* _Record list_
————
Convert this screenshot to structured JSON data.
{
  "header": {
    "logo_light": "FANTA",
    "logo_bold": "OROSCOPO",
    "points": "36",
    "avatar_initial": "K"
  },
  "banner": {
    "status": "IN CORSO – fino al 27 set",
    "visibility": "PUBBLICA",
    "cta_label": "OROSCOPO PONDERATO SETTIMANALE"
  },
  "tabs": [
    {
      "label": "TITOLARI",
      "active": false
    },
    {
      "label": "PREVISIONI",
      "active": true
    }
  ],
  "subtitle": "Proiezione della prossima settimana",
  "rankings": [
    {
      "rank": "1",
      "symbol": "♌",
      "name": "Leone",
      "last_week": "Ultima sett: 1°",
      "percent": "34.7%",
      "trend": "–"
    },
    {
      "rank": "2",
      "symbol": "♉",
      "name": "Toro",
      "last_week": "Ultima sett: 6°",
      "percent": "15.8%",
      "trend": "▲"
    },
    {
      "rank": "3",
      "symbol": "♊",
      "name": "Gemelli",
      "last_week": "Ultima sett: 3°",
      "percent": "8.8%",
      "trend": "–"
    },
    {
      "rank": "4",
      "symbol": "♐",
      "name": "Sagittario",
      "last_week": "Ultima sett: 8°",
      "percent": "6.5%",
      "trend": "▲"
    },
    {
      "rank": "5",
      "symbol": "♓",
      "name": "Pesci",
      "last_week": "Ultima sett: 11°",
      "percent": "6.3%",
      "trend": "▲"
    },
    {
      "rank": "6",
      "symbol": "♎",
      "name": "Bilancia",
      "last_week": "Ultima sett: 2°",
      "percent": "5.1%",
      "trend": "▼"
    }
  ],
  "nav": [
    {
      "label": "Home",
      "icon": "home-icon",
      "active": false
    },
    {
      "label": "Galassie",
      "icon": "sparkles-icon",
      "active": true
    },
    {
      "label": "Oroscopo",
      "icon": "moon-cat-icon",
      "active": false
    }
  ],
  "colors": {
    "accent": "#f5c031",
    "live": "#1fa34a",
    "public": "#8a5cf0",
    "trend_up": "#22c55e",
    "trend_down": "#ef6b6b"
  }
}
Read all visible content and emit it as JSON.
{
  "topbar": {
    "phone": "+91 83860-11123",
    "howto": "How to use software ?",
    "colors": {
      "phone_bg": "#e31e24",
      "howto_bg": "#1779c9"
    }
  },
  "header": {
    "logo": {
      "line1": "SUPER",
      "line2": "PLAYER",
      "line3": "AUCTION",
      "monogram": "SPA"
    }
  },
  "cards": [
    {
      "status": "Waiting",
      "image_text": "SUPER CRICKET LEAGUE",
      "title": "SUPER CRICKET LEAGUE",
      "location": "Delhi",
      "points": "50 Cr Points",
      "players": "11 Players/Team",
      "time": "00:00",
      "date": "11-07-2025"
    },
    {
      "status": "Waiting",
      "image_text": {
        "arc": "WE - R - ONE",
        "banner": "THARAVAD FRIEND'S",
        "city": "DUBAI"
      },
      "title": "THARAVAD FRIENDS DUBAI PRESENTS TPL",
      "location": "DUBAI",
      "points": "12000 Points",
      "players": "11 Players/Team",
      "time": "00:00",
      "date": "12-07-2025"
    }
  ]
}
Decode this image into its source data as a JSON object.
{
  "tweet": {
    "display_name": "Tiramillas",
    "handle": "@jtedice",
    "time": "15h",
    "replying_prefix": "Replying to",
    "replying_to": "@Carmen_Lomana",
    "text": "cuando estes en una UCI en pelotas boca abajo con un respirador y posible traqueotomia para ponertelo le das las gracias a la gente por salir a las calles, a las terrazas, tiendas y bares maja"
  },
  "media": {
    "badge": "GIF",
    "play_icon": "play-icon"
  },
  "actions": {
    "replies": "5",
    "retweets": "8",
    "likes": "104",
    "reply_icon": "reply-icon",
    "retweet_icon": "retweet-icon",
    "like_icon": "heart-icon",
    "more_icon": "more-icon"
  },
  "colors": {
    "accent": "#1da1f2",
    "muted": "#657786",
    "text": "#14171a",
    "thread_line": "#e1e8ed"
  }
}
————
Return all of the data exactly as it reads.

Convert this screenshot to structured JSON data.
{
  "header": {
    "logo_light": "FANTA",
    "logo_bold": "OROSCOPO",
    "points": "36",
    "avatar_initial": "K"
  },
  "banner": {
    "status": "IN CORSO – fino al 27 set",
    "visibility": "PUBBLICA",
    "cta_label": "OROSCOPO PONDERATO SETTIMANALE"
  },
  "tabs": [
    {
      "label": "TITOLARI",
      "active": false
    },
    {
      "label": "PREVISIONI",
      "active": true
    }
  ],
  "subtitle": "Proiezione della prossima settimana",
  "rankings": [
    {
      "rank": "1",
      "symbol": "♌",
      "name": "Leone",
      "last_week": "Ultima sett: 1°",
      "percent": "34.7%",
      "trend": "–"
    },
    {
      "rank": "2",
      "symbol": "♉",
      "name": "Toro",
      "last_week": "Ultima sett: 6°",
      "percent": "15.8%",
      "trend": "▲"
    },
    {
      "rank": "3",
      "symbol": "♊",
      "name": "Gemelli",
      "last_week": "Ultima sett: 3°",
      "percent": "8.8%",
      "trend": "–"
    },
    {
      "rank": "4",
      "symbol": "♐",
      "name": "Sagittario",
      "last_week": "Ultima sett: 8°",
      "percent": "6.5%",
      "trend": "▲"
    },
    {
      "rank": "5",
      "symbol": "♓",
      "name": "Pesci",
      "last_week": "Ultima sett: 11°",
      "percent": "6.3%",
      "trend": "▲"
    },
    {
      "rank": "6",
      "symbol": "♎",
      "name": "Bilancia",
      "last_week": "Ultima sett: 2°",
      "percent": "5.1%",
      "trend": "▼"
    }
  ],
  "nav": [
    {
      "label": "Home",
      "icon": "home-icon",
      "active": false
    },
    {
      "label": "Galassie",
      "icon": "sparkles-icon",
      "active": true
    },
    {
      "label": "Oroscopo",
      "icon": "moon-cat-icon",
      "active": false
    }
  ],
  "colors": {
    "accent": "#f5c031",
    "live": "#1fa34a",
    "public": "#8a5cf0",
    "trend_up": "#22c55e",
    "trend_down": "#ef6b6b"
  }
}
Read all visible content and emit it as JSON.
{
  "topbar": {
    "phone": "+91 83860-11123",
    "howto": "How to use software ?",
    "colors": {
      "phone_bg": "#e31e24",
      "howto_bg": "#1779c9"
    }
  },
  "header": {
    "logo": {
      "line1": "SUPER",
      "line2": "PLAYER",
      "line3": "AUCTION",
      "monogram": "SPA"
    }
  },
  "cards": [
    {
      "status": "Waiting",
      "image_text": "SUPER CRICKET LEAGUE",
      "title": "SUPER CRICKET LEAGUE",
      "location": "Delhi",
      "points": "50 Cr Points",
      "players": "11 Players/Team",
      "time": "00:00",
      "date": "11-07-2025"
    },
    {
      "status": "Waiting",
      "image_text": {
        "arc": "WE - R - ONE",
        "banner": "THARAVAD FRIEND'S",
        "city": "DUBAI"
      },
      "title": "THARAVAD FRIENDS DUBAI PRESENTS TPL",
      "location": "DUBAI",
      "points": "12000 Points",
      "players": "11 Players/Team",
      "time": "00:00",
      "date": "12-07-2025"
    }
  ]
}
Decode this image into its source data as a JSON object.
{
  "tweet": {
    "display_name": "Tiramillas",
    "handle": "@jtedice",
    "time": "15h",
    "replying_prefix": "Replying to",
    "replying_to": "@Carmen_Lomana",
    "text": "cuando estes en una UCI en pelotas boca abajo con un respirador y posible traqueotomia para ponertelo le das las gracias a la gente por salir a las calles, a las terrazas, tiendas y bares maja"
  },
  "media": {
    "badge": "GIF",
    "play_icon": "play-icon"
  },
  "actions": {
    "replies": "5",
    "retweets": "8",
    "likes": "104",
    "reply_icon": "reply-icon",
    "retweet_icon": "retweet-icon",
    "like_icon": "heart-icon",
    "more_icon": "more-icon"
  },
  "colors": {
    "accent": "#1da1f2",
    "muted": "#657786",
    "text": "#14171a",
    "thread_line": "#e1e8ed"
  }
}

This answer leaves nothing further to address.